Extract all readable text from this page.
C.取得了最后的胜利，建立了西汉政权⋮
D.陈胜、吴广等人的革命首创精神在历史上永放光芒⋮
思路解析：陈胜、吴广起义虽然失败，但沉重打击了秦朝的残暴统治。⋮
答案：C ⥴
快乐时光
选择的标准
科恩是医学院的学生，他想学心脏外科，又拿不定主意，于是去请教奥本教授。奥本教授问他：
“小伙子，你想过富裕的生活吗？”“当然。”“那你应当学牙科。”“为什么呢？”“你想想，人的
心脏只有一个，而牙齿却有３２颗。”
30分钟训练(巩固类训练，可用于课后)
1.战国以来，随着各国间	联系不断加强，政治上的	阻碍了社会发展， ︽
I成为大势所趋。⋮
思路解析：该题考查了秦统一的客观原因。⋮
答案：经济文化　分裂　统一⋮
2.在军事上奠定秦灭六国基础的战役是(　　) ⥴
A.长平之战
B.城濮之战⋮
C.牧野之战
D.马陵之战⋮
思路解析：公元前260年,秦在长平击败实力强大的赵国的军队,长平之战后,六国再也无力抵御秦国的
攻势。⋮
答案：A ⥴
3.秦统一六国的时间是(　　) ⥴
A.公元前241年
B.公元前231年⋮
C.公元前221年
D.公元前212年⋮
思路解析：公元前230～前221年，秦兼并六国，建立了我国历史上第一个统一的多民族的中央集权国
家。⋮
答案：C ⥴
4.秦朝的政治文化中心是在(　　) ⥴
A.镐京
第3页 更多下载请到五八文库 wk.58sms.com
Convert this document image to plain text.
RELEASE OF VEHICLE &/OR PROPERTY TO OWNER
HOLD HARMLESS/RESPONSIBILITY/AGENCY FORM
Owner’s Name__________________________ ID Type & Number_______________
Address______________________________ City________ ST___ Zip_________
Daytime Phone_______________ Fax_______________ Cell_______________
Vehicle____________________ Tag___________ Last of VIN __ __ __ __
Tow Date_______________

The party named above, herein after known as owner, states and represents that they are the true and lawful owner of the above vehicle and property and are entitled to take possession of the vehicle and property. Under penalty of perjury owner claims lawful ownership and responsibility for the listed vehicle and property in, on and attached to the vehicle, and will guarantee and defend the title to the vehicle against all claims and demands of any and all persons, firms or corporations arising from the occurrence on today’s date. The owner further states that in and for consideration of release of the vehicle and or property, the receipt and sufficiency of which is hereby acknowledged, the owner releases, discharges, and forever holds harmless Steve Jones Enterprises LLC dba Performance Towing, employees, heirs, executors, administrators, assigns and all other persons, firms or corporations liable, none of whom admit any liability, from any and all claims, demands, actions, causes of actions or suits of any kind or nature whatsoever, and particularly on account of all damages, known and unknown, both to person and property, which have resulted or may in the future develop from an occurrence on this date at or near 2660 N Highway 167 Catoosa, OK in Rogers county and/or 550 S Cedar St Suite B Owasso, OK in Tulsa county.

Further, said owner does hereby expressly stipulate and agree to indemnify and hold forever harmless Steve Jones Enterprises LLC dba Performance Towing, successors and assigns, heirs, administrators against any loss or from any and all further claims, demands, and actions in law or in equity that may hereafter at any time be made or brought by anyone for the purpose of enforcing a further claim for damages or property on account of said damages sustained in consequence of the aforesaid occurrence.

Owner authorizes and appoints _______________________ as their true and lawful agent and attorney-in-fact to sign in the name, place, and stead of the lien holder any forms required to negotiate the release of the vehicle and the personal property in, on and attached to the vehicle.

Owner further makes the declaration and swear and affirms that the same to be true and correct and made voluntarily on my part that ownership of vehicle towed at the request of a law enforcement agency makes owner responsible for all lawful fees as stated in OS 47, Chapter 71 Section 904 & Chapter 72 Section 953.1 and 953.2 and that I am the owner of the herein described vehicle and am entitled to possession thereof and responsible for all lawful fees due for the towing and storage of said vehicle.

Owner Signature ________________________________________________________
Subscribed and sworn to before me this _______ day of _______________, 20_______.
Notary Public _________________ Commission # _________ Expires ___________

....

Stated task -
Each record should come back exactly as written.

Answer for the task -
Extract all readable text from this page.
C.取得了最后的胜利，建立了西汉政权⋮
D.陈胜、吴广等人的革命首创精神在历史上永放光芒⋮
思路解析：陈胜、吴广起义虽然失败，但沉重打击了秦朝的残暴统治。⋮
答案：C ⥴
快乐时光
选择的标准
科恩是医学院的学生，他想学心脏外科，又拿不定主意，于是去请教奥本教授。奥本教授问他：
“小伙子，你想过富裕的生活吗？”“当然。”“那你应当学牙科。”“为什么呢？”“你想想，人的
心脏只有一个，而牙齿却有３２颗。”
30分钟训练(巩固类训练，可用于课后)
1.战国以来，随着各国间	联系不断加强，政治上的	阻碍了社会发展， ︽
I成为大势所趋。⋮
思路解析：该题考查了秦统一的客观原因。⋮
答案：经济文化　分裂　统一⋮
2.在军事上奠定秦灭六国基础的战役是(　　) ⥴
A.长平之战
B.城濮之战⋮
C.牧野之战
D.马陵之战⋮
思路解析：公元前260年,秦在长平击败实力强大的赵国的军队,长平之战后,六国再也无力抵御秦国的
攻势。⋮
答案：A ⥴
3.秦统一六国的时间是(　　) ⥴
A.公元前241年
B.公元前231年⋮
C.公元前221年
D.公元前212年⋮
思路解析：公元前230～前221年，秦兼并六国，建立了我国历史上第一个统一的多民族的中央集权国
家。⋮
答案：C ⥴
4.秦朝的政治文化中心是在(　　) ⥴
A.镐京
第3页 更多下载请到五八文库 wk.58sms.com
Convert this document image to plain text.
RELEASE OF VEHICLE &/OR PROPERTY TO OWNER
HOLD HARMLESS/RESPONSIBILITY/AGENCY FORM
Owner’s Name__________________________ ID Type & Number_______________
Address______________________________ City________ ST___ Zip_________
Daytime Phone_______________ Fax_______________ Cell_______________
Vehicle____________________ Tag___________ Last of VIN __ __ __ __
Tow Date_______________

The party named above, herein after known as owner, states and represents that they are the true and lawful owner of the above vehicle and property and are entitled to take possession of the vehicle and property. Under penalty of perjury owner claims lawful ownership and responsibility for the listed vehicle and property in, on and attached to the vehicle, and will guarantee and defend the title to the vehicle against all claims and demands of any and all persons, firms or corporations arising from the occurrence on today’s date. The owner further states that in and for consideration of release of the vehicle and or property, the receipt and sufficiency of which is hereby acknowledged, the owner releases, discharges, and forever holds harmless Steve Jones Enterprises LLC dba Performance Towing, employees, heirs, executors, administrators, assigns and all other persons, firms or corporations liable, none of whom admit any liability, from any and all claims, demands, actions, causes of actions or suits of any kind or nature whatsoever, and particularly on account of all damages, known and unknown, both to person and property, which have resulted or may in the future develop from an occurrence on this date at or near 2660 N Highway 167 Catoosa, OK in Rogers county and/or 550 S Cedar St Suite B Owasso, OK in Tulsa county.

Further, said owner does hereby expressly stipulate and agree to indemnify and hold forever harmless Steve Jones Enterprises LLC dba Performance Towing, successors and assigns, heirs, administrators against any loss or from any and all further claims, demands, and actions in law or in equity that may hereafter at any time be made or brought by anyone for the purpose of enforcing a further claim for damages or property on account of said damages sustained in consequence of the aforesaid occurrence.

Owner authorizes and appoints _______________________ as their true and lawful agent and attorney-in-fact to sign in the name, place, and stead of the lien holder any forms required to negotiate the release of the vehicle and the personal property in, on and attached to the vehicle.

Owner further makes the declaration and swear and affirms that the same to be true and correct and made voluntarily on my part that ownership of vehicle towed at the request of a law enforcement agency makes owner responsible for all lawful fees as stated in OS 47, Chapter 71 Section 904 & Chapter 72 Section 953.1 and 953.2 and that I am the owner of the herein described vehicle and am entitled to possession thereof and responsible for all lawful fees due for the towing and storage of said vehicle.

Owner Signature ________________________________________________________
Subscribed and sworn to before me this _______ day of _______________, 20_______.
Notary Public _________________ Commission # _________ Expires ___________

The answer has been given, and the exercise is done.